● **Entries provided**

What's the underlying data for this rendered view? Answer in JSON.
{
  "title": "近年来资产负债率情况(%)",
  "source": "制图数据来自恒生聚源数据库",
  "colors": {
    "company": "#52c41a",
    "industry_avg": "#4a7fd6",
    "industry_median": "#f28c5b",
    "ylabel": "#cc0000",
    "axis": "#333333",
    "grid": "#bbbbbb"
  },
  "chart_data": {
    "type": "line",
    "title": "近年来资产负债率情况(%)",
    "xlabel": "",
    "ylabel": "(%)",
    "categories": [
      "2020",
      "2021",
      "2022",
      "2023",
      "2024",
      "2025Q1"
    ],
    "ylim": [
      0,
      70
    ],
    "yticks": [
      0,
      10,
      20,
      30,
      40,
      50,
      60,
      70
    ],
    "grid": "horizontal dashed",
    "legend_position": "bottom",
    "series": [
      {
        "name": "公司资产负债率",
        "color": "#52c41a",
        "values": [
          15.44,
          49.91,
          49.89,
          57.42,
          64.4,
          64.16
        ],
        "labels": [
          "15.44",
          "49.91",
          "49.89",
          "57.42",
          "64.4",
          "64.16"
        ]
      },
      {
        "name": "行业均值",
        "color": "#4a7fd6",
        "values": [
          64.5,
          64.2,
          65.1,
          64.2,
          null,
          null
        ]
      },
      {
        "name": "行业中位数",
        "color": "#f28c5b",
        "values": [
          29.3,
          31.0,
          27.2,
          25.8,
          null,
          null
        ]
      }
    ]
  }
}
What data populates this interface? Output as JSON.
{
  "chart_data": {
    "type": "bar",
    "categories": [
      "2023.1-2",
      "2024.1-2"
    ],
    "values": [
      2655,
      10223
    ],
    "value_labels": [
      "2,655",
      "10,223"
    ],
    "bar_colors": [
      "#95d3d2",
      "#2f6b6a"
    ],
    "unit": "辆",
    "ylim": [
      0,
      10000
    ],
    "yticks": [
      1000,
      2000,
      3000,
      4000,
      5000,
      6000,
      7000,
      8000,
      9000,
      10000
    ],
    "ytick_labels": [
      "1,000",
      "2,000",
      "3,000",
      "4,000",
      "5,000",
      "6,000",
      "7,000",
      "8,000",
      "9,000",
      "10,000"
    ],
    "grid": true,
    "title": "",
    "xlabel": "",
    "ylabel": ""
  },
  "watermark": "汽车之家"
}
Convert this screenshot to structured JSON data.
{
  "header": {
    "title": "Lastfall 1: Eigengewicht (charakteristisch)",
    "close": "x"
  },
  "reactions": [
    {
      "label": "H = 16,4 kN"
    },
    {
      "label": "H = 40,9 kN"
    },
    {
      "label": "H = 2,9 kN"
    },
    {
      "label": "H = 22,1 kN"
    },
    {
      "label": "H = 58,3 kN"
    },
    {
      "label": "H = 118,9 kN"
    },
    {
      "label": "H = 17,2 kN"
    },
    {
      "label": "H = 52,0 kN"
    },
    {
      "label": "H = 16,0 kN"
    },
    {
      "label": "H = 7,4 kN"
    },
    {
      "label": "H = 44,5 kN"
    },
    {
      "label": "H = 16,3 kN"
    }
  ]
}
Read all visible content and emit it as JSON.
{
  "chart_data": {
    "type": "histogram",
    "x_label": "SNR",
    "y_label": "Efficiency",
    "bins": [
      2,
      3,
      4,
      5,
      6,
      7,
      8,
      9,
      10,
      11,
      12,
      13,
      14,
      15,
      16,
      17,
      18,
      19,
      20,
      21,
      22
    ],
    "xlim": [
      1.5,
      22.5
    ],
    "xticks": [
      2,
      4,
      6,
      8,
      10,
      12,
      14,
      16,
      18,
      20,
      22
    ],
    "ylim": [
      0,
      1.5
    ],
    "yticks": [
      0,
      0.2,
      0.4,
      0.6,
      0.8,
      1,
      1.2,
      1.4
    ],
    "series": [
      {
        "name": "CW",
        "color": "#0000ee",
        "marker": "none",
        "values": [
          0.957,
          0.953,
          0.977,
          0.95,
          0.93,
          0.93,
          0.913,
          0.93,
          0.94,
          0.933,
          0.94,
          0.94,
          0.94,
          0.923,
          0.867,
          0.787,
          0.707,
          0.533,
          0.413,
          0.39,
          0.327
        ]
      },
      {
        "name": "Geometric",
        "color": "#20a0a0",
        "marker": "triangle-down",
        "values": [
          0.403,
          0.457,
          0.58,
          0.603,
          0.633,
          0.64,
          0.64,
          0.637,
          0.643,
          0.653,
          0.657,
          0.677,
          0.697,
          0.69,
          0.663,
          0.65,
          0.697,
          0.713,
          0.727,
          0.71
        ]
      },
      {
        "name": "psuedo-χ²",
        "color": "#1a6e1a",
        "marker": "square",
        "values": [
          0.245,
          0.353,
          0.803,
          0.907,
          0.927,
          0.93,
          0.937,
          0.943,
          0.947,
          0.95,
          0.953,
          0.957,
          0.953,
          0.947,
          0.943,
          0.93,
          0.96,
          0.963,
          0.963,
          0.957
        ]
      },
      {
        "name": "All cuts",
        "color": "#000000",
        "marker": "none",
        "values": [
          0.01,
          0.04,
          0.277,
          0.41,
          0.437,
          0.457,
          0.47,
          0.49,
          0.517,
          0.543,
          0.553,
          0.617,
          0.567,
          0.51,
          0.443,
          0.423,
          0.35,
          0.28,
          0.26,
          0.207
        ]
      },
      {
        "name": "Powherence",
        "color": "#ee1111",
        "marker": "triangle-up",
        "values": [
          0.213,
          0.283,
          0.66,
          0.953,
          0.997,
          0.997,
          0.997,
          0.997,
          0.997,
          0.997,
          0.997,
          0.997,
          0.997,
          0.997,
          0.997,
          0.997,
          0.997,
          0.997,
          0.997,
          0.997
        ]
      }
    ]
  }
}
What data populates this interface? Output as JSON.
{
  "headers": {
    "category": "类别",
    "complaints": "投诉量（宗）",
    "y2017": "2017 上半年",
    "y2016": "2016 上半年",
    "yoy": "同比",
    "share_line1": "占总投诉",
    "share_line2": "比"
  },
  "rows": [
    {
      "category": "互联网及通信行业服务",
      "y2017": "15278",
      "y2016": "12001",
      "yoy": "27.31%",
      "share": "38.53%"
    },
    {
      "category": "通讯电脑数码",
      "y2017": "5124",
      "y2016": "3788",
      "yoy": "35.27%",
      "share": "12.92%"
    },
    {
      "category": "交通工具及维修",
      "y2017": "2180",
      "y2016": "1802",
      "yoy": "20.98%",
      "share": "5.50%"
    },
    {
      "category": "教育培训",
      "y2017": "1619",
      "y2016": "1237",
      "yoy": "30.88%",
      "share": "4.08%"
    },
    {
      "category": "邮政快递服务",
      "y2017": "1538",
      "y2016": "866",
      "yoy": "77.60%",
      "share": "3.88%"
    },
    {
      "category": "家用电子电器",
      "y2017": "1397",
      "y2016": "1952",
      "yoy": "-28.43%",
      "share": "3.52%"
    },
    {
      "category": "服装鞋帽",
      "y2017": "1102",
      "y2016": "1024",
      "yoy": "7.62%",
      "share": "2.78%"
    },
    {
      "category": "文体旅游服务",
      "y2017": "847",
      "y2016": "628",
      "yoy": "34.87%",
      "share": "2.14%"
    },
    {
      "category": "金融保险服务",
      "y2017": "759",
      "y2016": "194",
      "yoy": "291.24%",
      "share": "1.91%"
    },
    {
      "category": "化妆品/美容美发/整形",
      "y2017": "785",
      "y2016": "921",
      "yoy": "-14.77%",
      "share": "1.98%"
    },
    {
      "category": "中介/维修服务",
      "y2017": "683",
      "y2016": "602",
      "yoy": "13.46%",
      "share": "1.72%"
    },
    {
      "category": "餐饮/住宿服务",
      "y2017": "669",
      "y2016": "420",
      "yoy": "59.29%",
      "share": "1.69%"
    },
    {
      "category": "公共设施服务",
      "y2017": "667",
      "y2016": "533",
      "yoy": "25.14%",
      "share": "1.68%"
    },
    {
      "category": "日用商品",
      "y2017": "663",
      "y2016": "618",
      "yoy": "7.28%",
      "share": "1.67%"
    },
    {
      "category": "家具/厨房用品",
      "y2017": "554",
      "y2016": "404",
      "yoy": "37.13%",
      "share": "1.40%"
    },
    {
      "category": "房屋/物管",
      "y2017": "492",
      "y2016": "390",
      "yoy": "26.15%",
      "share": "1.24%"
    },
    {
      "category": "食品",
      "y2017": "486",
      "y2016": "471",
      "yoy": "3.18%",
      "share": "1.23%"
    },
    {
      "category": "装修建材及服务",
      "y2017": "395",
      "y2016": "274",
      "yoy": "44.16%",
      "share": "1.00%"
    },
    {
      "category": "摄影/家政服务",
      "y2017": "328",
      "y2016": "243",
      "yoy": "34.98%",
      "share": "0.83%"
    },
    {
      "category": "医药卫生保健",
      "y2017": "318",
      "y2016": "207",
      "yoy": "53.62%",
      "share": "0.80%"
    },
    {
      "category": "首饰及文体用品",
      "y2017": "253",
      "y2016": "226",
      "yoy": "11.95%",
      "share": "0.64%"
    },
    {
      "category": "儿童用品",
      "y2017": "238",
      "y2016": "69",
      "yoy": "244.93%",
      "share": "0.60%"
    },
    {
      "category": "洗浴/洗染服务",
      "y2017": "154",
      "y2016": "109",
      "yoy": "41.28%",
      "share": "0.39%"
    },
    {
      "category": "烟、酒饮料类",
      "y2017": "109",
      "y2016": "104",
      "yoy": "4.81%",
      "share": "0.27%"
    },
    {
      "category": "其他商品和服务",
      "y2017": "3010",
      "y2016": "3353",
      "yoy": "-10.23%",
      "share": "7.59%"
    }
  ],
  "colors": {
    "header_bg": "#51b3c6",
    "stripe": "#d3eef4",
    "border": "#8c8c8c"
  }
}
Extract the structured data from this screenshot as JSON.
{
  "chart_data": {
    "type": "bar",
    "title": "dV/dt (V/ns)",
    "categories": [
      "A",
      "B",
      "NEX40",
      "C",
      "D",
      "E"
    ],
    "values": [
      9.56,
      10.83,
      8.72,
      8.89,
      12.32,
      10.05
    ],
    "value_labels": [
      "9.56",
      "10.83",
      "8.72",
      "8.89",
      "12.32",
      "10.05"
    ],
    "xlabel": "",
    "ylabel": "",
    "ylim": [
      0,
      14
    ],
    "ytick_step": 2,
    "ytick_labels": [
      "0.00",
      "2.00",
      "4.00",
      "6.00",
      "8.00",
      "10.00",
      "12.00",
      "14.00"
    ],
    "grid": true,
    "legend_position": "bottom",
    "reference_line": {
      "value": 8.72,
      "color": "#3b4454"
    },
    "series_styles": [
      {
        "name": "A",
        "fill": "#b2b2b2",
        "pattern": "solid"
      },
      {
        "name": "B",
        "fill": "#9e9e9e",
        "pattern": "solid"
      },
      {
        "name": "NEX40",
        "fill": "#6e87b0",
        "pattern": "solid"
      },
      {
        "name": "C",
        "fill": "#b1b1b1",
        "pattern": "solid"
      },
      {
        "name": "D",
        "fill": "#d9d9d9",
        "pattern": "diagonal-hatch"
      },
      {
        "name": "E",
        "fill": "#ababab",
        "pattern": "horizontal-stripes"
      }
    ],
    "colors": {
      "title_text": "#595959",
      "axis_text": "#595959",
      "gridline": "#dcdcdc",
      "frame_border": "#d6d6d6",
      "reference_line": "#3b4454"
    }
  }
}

● **Task goal**
From the line with "Extract the structured" to the last line of the material, give every line again exactly, and only those lines.

● **Task answer**
Extract the structured data from this screenshot as JSON.
{
  "chart_data": {
    "type": "bar",
    "title": "dV/dt (V/ns)",
    "categories": [
      "A",
      "B",
      "NEX40",
      "C",
      "D",
      "E"
    ],
    "values": [
      9.56,
      10.83,
      8.72,
      8.89,
      12.32,
      10.05
    ],
    "value_labels": [
      "9.56",
      "10.83",
      "8.72",
      "8.89",
      "12.32",
      "10.05"
    ],
    "xlabel": "",
    "ylabel": "",
    "ylim": [
      0,
      14
    ],
    "ytick_step": 2,
    "ytick_labels": [
      "0.00",
      "2.00",
      "4.00",
      "6.00",
      "8.00",
      "10.00",
      "12.00",
      "14.00"
    ],
    "grid": true,
    "legend_position": "bottom",
    "reference_line": {
      "value": 8.72,
      "color": "#3b4454"
    },
    "series_styles": [
      {
        "name": "A",
        "fill": "#b2b2b2",
        "pattern": "solid"
      },
      {
        "name": "B",
        "fill": "#9e9e9e",
        "pattern": "solid"
      },
      {
        "name": "NEX40",
        "fill": "#6e87b0",
        "pattern": "solid"
      },
      {
        "name": "C",
        "fill": "#b1b1b1",
        "pattern": "solid"
      },
      {
        "name": "D",
        "fill": "#d9d9d9",
        "pattern": "diagonal-hatch"
      },
      {
        "name": "E",
        "fill": "#ababab",
        "pattern": "horizontal-stripes"
      }
    ],
    "colors": {
      "title_text": "#595959",
      "axis_text": "#595959",
      "gridline": "#dcdcdc",
      "frame_border": "#d6d6d6",
      "reference_line": "#3b4454"
    }
  }
}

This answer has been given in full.